EXERCISE REQUIREMENTS:
Reproduce the entries exactly.

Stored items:
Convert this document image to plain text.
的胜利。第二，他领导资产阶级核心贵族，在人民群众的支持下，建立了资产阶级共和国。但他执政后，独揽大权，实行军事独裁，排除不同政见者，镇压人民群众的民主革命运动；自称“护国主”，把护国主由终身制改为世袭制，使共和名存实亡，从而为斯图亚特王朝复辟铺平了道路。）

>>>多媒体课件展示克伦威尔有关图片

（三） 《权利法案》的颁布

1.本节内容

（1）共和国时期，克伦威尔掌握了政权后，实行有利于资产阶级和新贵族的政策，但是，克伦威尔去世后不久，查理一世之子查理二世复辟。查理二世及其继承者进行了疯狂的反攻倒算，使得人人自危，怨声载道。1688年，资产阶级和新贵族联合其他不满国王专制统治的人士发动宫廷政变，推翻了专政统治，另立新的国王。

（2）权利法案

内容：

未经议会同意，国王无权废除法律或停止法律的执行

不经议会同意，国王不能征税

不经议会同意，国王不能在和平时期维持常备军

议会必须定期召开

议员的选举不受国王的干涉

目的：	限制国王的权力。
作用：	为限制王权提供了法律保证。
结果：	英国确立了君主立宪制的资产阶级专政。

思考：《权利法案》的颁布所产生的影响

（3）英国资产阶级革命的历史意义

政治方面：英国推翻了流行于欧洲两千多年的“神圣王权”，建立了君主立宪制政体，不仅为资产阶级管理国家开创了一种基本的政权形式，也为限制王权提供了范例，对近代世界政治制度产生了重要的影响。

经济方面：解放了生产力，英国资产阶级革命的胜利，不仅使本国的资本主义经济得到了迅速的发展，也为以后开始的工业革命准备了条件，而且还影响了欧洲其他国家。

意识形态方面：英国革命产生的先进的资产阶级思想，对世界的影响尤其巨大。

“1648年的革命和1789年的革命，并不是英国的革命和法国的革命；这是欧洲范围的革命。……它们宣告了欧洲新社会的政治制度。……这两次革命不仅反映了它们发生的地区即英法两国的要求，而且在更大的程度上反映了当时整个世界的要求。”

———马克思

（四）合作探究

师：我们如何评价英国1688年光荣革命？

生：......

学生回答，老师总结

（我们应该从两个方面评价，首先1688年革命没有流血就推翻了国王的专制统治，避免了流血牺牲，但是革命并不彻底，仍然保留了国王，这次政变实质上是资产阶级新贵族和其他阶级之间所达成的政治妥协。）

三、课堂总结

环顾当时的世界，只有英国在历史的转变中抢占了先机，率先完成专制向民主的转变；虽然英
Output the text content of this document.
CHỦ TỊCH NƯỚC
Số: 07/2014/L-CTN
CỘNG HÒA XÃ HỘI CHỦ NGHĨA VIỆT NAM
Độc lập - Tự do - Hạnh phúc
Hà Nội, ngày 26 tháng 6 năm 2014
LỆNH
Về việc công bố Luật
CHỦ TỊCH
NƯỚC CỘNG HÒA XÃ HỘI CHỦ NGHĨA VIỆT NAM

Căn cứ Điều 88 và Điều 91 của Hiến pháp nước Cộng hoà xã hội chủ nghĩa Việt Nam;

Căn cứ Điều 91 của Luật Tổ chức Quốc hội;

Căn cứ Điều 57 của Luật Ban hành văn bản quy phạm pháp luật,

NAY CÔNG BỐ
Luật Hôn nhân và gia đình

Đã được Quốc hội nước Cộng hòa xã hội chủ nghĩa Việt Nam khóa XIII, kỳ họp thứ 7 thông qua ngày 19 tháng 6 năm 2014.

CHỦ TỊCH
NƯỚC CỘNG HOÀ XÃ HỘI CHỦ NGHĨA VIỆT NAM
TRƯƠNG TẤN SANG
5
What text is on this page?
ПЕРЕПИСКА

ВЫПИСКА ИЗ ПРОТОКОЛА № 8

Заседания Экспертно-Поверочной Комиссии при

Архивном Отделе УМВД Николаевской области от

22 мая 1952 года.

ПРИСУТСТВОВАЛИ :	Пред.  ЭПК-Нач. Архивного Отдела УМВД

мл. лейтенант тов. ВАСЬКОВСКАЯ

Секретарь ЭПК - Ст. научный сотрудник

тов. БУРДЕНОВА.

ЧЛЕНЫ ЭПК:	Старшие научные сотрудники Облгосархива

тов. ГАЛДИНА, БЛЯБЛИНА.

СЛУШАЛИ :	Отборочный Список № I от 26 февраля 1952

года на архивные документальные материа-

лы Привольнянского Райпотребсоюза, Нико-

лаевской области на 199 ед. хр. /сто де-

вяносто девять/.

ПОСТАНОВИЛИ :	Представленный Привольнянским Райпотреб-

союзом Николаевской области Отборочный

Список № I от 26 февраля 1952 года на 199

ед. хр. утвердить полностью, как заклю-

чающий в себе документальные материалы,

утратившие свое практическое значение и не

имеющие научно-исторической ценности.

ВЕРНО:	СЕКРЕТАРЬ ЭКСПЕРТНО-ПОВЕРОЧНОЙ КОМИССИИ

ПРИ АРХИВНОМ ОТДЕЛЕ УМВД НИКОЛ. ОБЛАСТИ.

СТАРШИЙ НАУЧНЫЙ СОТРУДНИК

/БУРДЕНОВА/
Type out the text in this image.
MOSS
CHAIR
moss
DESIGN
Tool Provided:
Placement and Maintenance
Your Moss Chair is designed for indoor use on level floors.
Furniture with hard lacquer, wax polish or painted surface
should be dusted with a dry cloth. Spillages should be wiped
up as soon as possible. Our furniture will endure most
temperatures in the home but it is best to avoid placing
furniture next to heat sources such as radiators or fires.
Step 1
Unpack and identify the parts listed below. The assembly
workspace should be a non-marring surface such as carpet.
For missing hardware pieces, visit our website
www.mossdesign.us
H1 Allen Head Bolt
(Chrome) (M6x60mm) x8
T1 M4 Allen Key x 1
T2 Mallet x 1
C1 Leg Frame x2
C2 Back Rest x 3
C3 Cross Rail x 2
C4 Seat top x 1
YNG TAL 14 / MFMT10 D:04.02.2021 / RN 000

TASK RESPONSE:
Convert this document image to plain text.
的胜利。第二，他领导资产阶级核心贵族，在人民群众的支持下，建立了资产阶级共和国。但他执政后，独揽大权，实行军事独裁，排除不同政见者，镇压人民群众的民主革命运动；自称“护国主”，把护国主由终身制改为世袭制，使共和名存实亡，从而为斯图亚特王朝复辟铺平了道路。）

>>>多媒体课件展示克伦威尔有关图片

（三） 《权利法案》的颁布

1.本节内容

（1）共和国时期，克伦威尔掌握了政权后，实行有利于资产阶级和新贵族的政策，但是，克伦威尔去世后不久，查理一世之子查理二世复辟。查理二世及其继承者进行了疯狂的反攻倒算，使得人人自危，怨声载道。1688年，资产阶级和新贵族联合其他不满国王专制统治的人士发动宫廷政变，推翻了专政统治，另立新的国王。

（2）权利法案

内容：

未经议会同意，国王无权废除法律或停止法律的执行

不经议会同意，国王不能征税

不经议会同意，国王不能在和平时期维持常备军

议会必须定期召开

议员的选举不受国王的干涉

目的：	限制国王的权力。
作用：	为限制王权提供了法律保证。
结果：	英国确立了君主立宪制的资产阶级专政。

思考：《权利法案》的颁布所产生的影响

（3）英国资产阶级革命的历史意义

政治方面：英国推翻了流行于欧洲两千多年的“神圣王权”，建立了君主立宪制政体，不仅为资产阶级管理国家开创了一种基本的政权形式，也为限制王权提供了范例，对近代世界政治制度产生了重要的影响。

经济方面：解放了生产力，英国资产阶级革命的胜利，不仅使本国的资本主义经济得到了迅速的发展，也为以后开始的工业革命准备了条件，而且还影响了欧洲其他国家。

意识形态方面：英国革命产生的先进的资产阶级思想，对世界的影响尤其巨大。

“1648年的革命和1789年的革命，并不是英国的革命和法国的革命；这是欧洲范围的革命。……它们宣告了欧洲新社会的政治制度。……这两次革命不仅反映了它们发生的地区即英法两国的要求，而且在更大的程度上反映了当时整个世界的要求。”

———马克思

（四）合作探究

师：我们如何评价英国1688年光荣革命？

生：......

学生回答，老师总结

（我们应该从两个方面评价，首先1688年革命没有流血就推翻了国王的专制统治，避免了流血牺牲，但是革命并不彻底，仍然保留了国王，这次政变实质上是资产阶级新贵族和其他阶级之间所达成的政治妥协。）

三、课堂总结

环顾当时的世界，只有英国在历史的转变中抢占了先机，率先完成专制向民主的转变；虽然英
Output the text content of this document.
CHỦ TỊCH NƯỚC
Số: 07/2014/L-CTN
CỘNG HÒA XÃ HỘI CHỦ NGHĨA VIỆT NAM
Độc lập - Tự do - Hạnh phúc
Hà Nội, ngày 26 tháng 6 năm 2014
LỆNH
Về việc công bố Luật
CHỦ TỊCH
NƯỚC CỘNG HÒA XÃ HỘI CHỦ NGHĨA VIỆT NAM

Căn cứ Điều 88 và Điều 91 của Hiến pháp nước Cộng hoà xã hội chủ nghĩa Việt Nam;

Căn cứ Điều 91 của Luật Tổ chức Quốc hội;

Căn cứ Điều 57 của Luật Ban hành văn bản quy phạm pháp luật,

NAY CÔNG BỐ
Luật Hôn nhân và gia đình

Đã được Quốc hội nước Cộng hòa xã hội chủ nghĩa Việt Nam khóa XIII, kỳ họp thứ 7 thông qua ngày 19 tháng 6 năm 2014.

CHỦ TỊCH
NƯỚC CỘNG HOÀ XÃ HỘI CHỦ NGHĨA VIỆT NAM
TRƯƠNG TẤN SANG
5
What text is on this page?
ПЕРЕПИСКА

ВЫПИСКА ИЗ ПРОТОКОЛА № 8

Заседания Экспертно-Поверочной Комиссии при

Архивном Отделе УМВД Николаевской области от

22 мая 1952 года.

ПРИСУТСТВОВАЛИ :	Пред.  ЭПК-Нач. Архивного Отдела УМВД

мл. лейтенант тов. ВАСЬКОВСКАЯ

Секретарь ЭПК - Ст. научный сотрудник

тов. БУРДЕНОВА.

ЧЛЕНЫ ЭПК:	Старшие научные сотрудники Облгосархива

тов. ГАЛДИНА, БЛЯБЛИНА.

СЛУШАЛИ :	Отборочный Список № I от 26 февраля 1952

года на архивные документальные материа-

лы Привольнянского Райпотребсоюза, Нико-

лаевской области на 199 ед. хр. /сто де-

вяносто девять/.

ПОСТАНОВИЛИ :	Представленный Привольнянским Райпотреб-

союзом Николаевской области Отборочный

Список № I от 26 февраля 1952 года на 199

ед. хр. утвердить полностью, как заклю-

чающий в себе документальные материалы,

утратившие свое практическое значение и не

имеющие научно-исторической ценности.

ВЕРНО:	СЕКРЕТАРЬ ЭКСПЕРТНО-ПОВЕРОЧНОЙ КОМИССИИ

ПРИ АРХИВНОМ ОТДЕЛЕ УМВД НИКОЛ. ОБЛАСТИ.

СТАРШИЙ НАУЧНЫЙ СОТРУДНИК

/БУРДЕНОВА/
Type out the text in this image.
MOSS
CHAIR
moss
DESIGN
Tool Provided:
Placement and Maintenance
Your Moss Chair is designed for indoor use on level floors.
Furniture with hard lacquer, wax polish or painted surface
should be dusted with a dry cloth. Spillages should be wiped
up as soon as possible. Our furniture will endure most
temperatures in the home but it is best to avoid placing
furniture next to heat sources such as radiators or fires.
Step 1
Unpack and identify the parts listed below. The assembly
workspace should be a non-marring surface such as carpet.
For missing hardware pieces, visit our website
www.mossdesign.us
H1 Allen Head Bolt
(Chrome) (M6x60mm) x8
T1 M4 Allen Key x 1
T2 Mallet x 1
C1 Leg Frame x2
C2 Back Rest x 3
C3 Cross Rail x 2
C4 Seat top x 1
YNG TAL 14 / MFMT10 D:04.02.2021 / RN 000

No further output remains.